→ TASK STATEMENT:
Report how many lines below contain the word "Rancangan", and give only that number.

************

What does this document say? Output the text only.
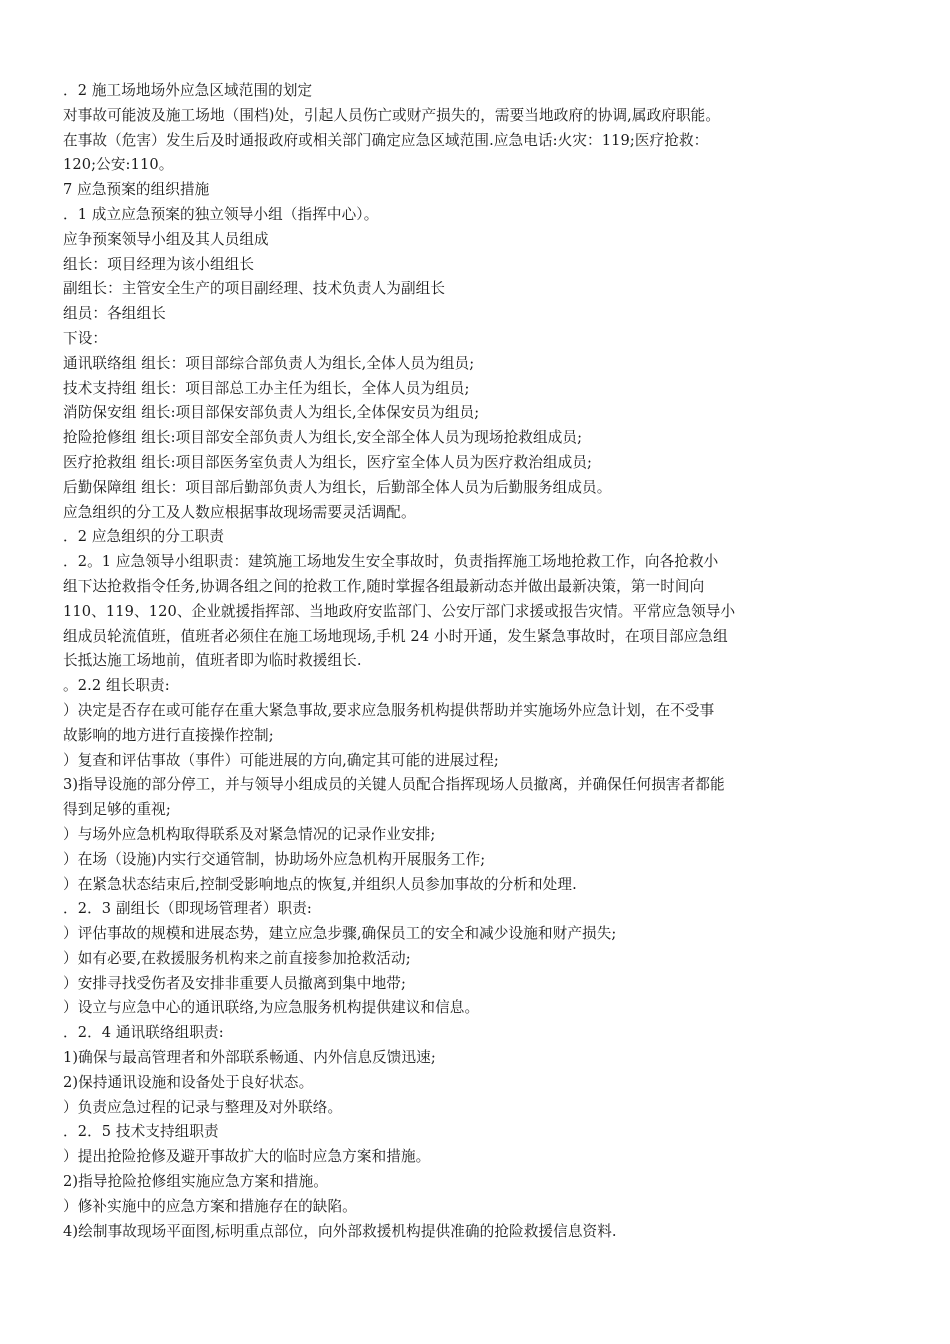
．2 施工场地场外应急区域范围的划定
对事故可能波及施工场地（围档)处，引起人员伤亡或财产损失的，需要当地政府的协调,属政府职能。
在事故（危害）发生后及时通报政府或相关部门确定应急区域范围.应急电话:火灾：119;医疗抢救：
120;公安:110。
7 应急预案的组织措施
．1 成立应急预案的独立领导小组（指挥中心）。
应争预案领导小组及其人员组成
组长：项目经理为该小组组长
副组长：主管安全生产的项目副经理、技术负责人为副组长
组员：各组组长
下设：
通讯联络组 组长：项目部综合部负责人为组长,全体人员为组员;
技术支持组 组长：项目部总工办主任为组长，全体人员为组员;
消防保安组 组长:项目部保安部负责人为组长,全体保安员为组员;
抢险抢修组 组长:项目部安全部负责人为组长,安全部全体人员为现场抢救组成员;
医疗抢救组 组长:项目部医务室负责人为组长，医疗室全体人员为医疗救治组成员;
后勤保障组 组长：项目部后勤部负责人为组长，后勤部全体人员为后勤服务组成员。
应急组织的分工及人数应根据事故现场需要灵活调配。
．2 应急组织的分工职责
．2。1 应急领导小组职责：建筑施工场地发生安全事故时，负责指挥施工场地抢救工作，向各抢救小
组下达抢救指令任务,协调各组之间的抢救工作,随时掌握各组最新动态并做出最新决策，第一时间向
110、119、120、企业就援指挥部、当地政府安监部门、公安厅部门求援或报告灾情。平常应急领导小
组成员轮流值班，值班者必须住在施工场地现场,手机 24 小时开通，发生紧急事故时，在项目部应急组
长抵达施工场地前，值班者即为临时救援组长.
。2.2 组长职责:
）决定是否存在或可能存在重大紧急事故,要求应急服务机构提供帮助并实施场外应急计划，在不受事
故影响的地方进行直接操作控制;
）复查和评估事故（事件）可能进展的方向,确定其可能的进展过程;
3)指导设施的部分停工，并与领导小组成员的关键人员配合指挥现场人员撤离，并确保任何损害者都能
得到足够的重视;
）与场外应急机构取得联系及对紧急情况的记录作业安排;
）在场（设施)内实行交通管制，协助场外应急机构开展服务工作;
）在紧急状态结束后,控制受影响地点的恢复,并组织人员参加事故的分析和处理.
．2．3 副组长（即现场管理者）职责:
）评估事故的规模和进展态势，建立应急步骤,确保员工的安全和减少设施和财产损失;
）如有必要,在救援服务机构来之前直接参加抢救活动;
）安排寻找受伤者及安排非重要人员撤离到集中地带;
）设立与应急中心的通讯联络,为应急服务机构提供建议和信息。
．2．4 通讯联络组职责:
1)确保与最高管理者和外部联系畅通、内外信息反馈迅速;
2)保持通讯设施和设备处于良好状态。
）负责应急过程的记录与整理及对外联络。
．2．5 技术支持组职责
）提出抢险抢修及避开事故扩大的临时应急方案和措施。
2)指导抢险抢修组实施应急方案和措施。
）修补实施中的应急方案和措施存在的缺陷。
4)绘制事故现场平面图,标明重点部位，向外部救援机构提供准确的抢险救援信息资料.
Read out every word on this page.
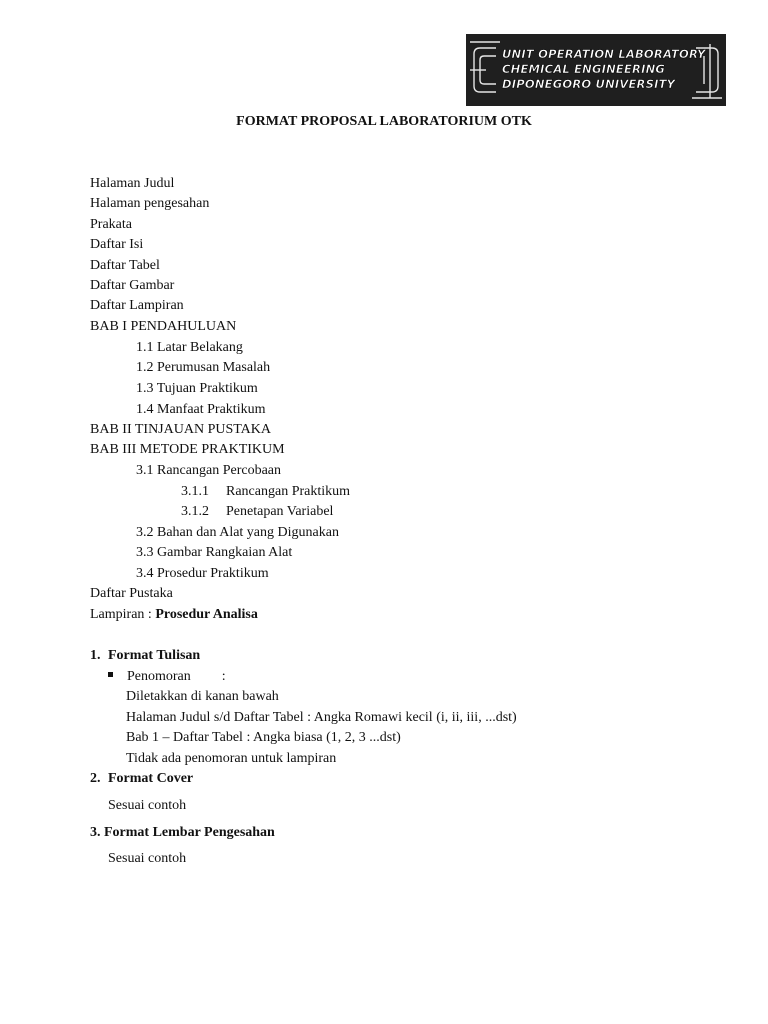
UNIT OPERATION LABORATORY
CHEMICAL ENGINEERING
DIPONEGORO UNIVERSITY
FORMAT PROPOSAL LABORATORIUM OTK
Halaman Judul
Halaman pengesahan
Prakata
Daftar Isi
Daftar Tabel
Daftar Gambar
Daftar Lampiran
BAB I PENDAHULUAN
1.1 Latar Belakang
1.2 Perumusan Masalah
1.3 Tujuan Praktikum
1.4 Manfaat Praktikum
BAB II TINJAUAN PUSTAKA
BAB III METODE PRAKTIKUM
3.1 Rancangan Percobaan
3.1.1 Rancangan Praktikum
3.1.2 Penetapan Variabel
3.2 Bahan dan Alat yang Digunakan
3.3 Gambar Rangkaian Alat
3.4 Prosedur Praktikum
Daftar Pustaka
Lampiran : Prosedur Analisa
1. Format Tulisan
Penomoran :
Diletakkan di kanan bawah
Halaman Judul s/d Daftar Tabel : Angka Romawi kecil (i, ii, iii, ...dst)
Bab 1 – Daftar Tabel : Angka biasa (1, 2, 3 ...dst)
Tidak ada penomoran untuk lampiran
2. Format Cover
Sesuai contoh
3. Format Lembar Pengesahan
Sesuai contoh
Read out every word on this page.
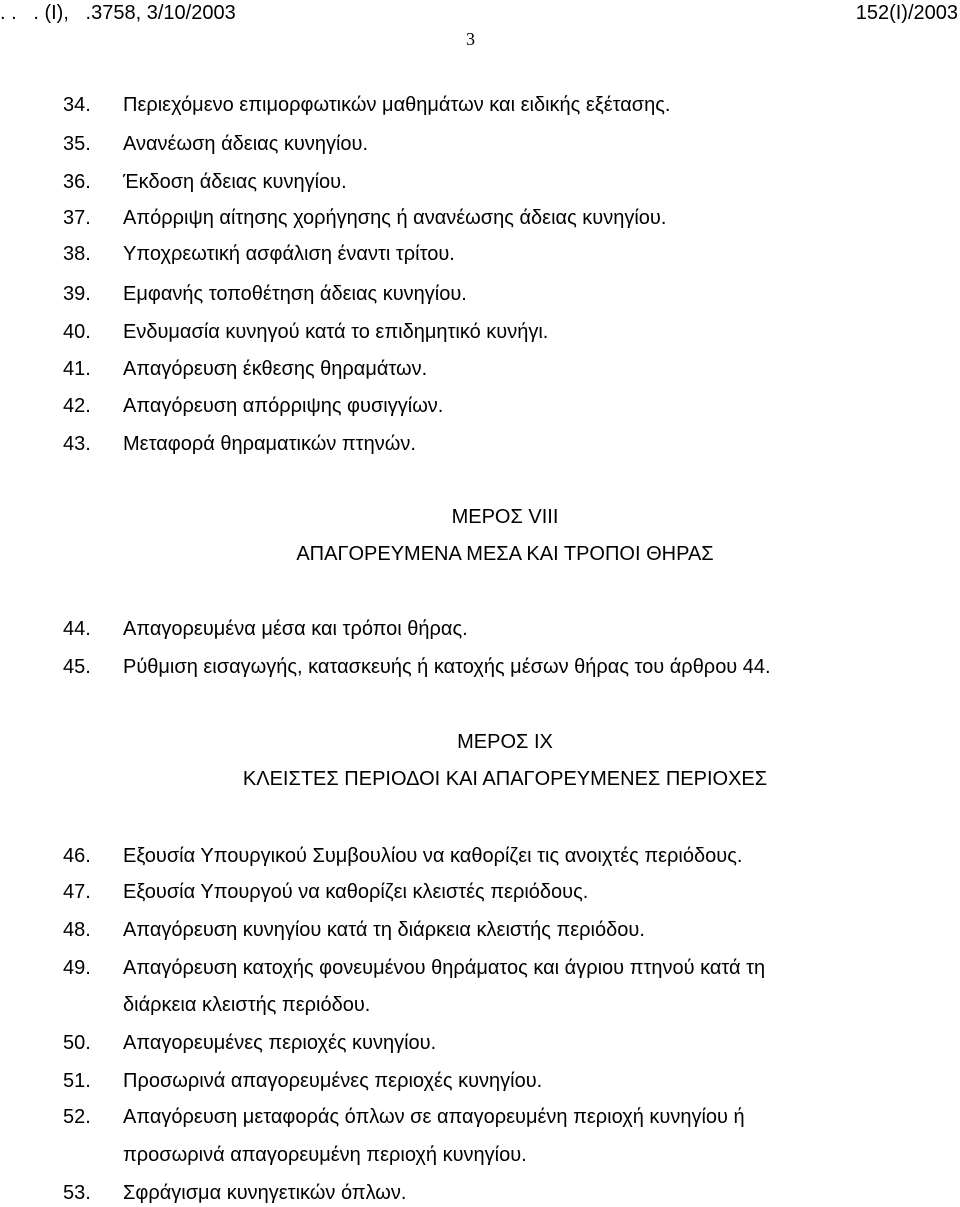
. .   . (I),   .3758, 3/10/2003	152(I)/2003
3
34. Περιεχόμενο επιμορφωτικών μαθημάτων και ειδικής εξέτασης.
35. Ανανέωση άδειας κυνηγίου.
36. Έκδοση άδειας κυνηγίου.
37. Απόρριψη αίτησης χορήγησης ή ανανέωσης άδειας κυνηγίου.
38. Υποχρεωτική ασφάλιση έναντι τρίτου.
39. Εμφανής τοποθέτηση άδειας κυνηγίου.
40. Ενδυμασία κυνηγού κατά το επιδημητικό κυνήγι.
41. Απαγόρευση έκθεσης θηραμάτων.
42. Απαγόρευση απόρριψης φυσιγγίων.
43. Μεταφορά θηραματικών πτηνών.
ΜΕΡΟΣ VIII
ΑΠΑΓΟΡΕΥΜΕΝΑ ΜΕΣΑ ΚΑΙ ΤΡΟΠΟΙ ΘΗΡΑΣ
44. Απαγορευμένα μέσα και τρόποι θήρας.
45. Ρύθμιση εισαγωγής, κατασκευής ή κατοχής μέσων θήρας του άρθρου 44.
ΜΕΡΟΣ IX
ΚΛΕΙΣΤΕΣ ΠΕΡΙΟΔΟΙ ΚΑΙ ΑΠΑΓΟΡΕΥΜΕΝΕΣ ΠΕΡΙΟΧΕΣ
46. Εξουσία Υπουργικού Συμβουλίου να καθορίζει τις ανοιχτές περιόδους.
47. Εξουσία Υπουργού να καθορίζει κλειστές περιόδους.
48. Απαγόρευση κυνηγίου κατά τη διάρκεια κλειστής περιόδου.
49. Απαγόρευση κατοχής φονευμένου θηράματος και άγριου πτηνού κατά τη
διάρκεια κλειστής περιόδου.
50. Απαγορευμένες περιοχές κυνηγίου.
51. Προσωρινά απαγορευμένες περιοχές κυνηγίου.
52. Απαγόρευση μεταφοράς όπλων σε απαγορευμένη περιοχή κυνηγίου ή
προσωρινά απαγορευμένη περιοχή κυνηγίου.
53. Σφράγισμα κυνηγετικών όπλων.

************

→ RESULT FOR THIS TASK:
2